*Data records*.
==========
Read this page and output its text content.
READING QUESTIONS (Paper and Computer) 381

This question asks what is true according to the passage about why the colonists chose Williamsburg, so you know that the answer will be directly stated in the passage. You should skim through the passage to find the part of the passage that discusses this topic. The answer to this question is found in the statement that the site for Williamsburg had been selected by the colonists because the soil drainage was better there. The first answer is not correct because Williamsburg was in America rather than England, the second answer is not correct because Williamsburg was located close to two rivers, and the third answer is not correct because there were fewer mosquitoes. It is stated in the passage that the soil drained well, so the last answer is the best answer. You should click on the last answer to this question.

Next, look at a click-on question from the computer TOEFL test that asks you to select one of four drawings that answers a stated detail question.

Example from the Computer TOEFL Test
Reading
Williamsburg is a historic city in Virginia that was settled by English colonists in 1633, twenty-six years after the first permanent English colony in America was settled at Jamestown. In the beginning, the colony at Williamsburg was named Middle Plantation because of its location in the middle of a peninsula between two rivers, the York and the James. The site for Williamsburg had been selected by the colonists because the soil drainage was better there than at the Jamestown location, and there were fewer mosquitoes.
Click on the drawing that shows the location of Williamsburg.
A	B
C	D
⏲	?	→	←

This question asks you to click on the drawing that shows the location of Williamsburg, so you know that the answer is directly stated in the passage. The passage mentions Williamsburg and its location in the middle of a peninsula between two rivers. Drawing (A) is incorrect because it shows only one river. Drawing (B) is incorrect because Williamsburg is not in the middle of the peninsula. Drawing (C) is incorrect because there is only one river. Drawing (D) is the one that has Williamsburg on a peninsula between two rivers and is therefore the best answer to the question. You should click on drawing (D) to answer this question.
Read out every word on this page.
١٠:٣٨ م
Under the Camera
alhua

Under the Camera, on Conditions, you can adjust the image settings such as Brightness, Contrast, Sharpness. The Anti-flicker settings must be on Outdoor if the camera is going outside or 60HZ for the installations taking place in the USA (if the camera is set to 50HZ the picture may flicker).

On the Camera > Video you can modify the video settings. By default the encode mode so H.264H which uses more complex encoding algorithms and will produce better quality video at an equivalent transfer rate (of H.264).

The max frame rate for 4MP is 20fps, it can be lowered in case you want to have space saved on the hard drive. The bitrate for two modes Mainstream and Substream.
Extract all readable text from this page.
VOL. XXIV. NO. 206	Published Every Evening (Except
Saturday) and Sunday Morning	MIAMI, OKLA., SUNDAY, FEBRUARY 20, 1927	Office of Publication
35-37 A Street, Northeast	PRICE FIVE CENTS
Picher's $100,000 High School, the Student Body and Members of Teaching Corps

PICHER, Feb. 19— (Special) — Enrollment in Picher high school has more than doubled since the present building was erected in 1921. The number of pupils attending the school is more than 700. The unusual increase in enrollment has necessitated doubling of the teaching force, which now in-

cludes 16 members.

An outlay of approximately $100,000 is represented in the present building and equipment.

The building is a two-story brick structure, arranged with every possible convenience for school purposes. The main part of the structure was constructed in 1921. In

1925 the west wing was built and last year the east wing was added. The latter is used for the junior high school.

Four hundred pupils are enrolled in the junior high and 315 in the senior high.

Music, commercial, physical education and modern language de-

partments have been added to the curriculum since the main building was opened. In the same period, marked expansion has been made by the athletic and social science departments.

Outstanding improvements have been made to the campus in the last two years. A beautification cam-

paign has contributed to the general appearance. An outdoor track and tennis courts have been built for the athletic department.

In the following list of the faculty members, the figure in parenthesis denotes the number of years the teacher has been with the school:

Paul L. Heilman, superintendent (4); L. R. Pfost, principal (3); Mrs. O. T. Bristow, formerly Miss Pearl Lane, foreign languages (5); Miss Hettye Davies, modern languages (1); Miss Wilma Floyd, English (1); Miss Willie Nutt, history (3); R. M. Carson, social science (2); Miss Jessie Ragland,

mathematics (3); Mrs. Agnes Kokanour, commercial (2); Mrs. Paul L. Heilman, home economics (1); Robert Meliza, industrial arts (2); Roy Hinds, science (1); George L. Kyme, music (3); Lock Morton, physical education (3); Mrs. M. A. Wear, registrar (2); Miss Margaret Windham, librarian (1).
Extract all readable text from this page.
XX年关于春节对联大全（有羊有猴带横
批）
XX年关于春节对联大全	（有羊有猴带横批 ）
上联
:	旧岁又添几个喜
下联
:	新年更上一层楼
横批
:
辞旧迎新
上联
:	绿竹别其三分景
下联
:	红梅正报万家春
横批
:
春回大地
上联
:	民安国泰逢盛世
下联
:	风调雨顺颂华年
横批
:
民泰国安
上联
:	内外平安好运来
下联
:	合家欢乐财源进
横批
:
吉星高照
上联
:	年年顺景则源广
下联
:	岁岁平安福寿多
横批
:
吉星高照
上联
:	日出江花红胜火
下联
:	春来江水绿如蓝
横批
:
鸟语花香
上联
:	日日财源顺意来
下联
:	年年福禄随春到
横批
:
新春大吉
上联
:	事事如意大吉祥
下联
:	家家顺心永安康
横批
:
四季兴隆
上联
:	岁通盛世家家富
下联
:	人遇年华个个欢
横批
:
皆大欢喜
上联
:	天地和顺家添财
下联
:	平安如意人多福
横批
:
==========
Show the lines of the records that contain the word "built".

1925 the west wing was built and last year the east wing was added. The latter is used for the junior high school.
paign has contributed to the general appearance. An outdoor track and tennis courts have been built for the athletic department.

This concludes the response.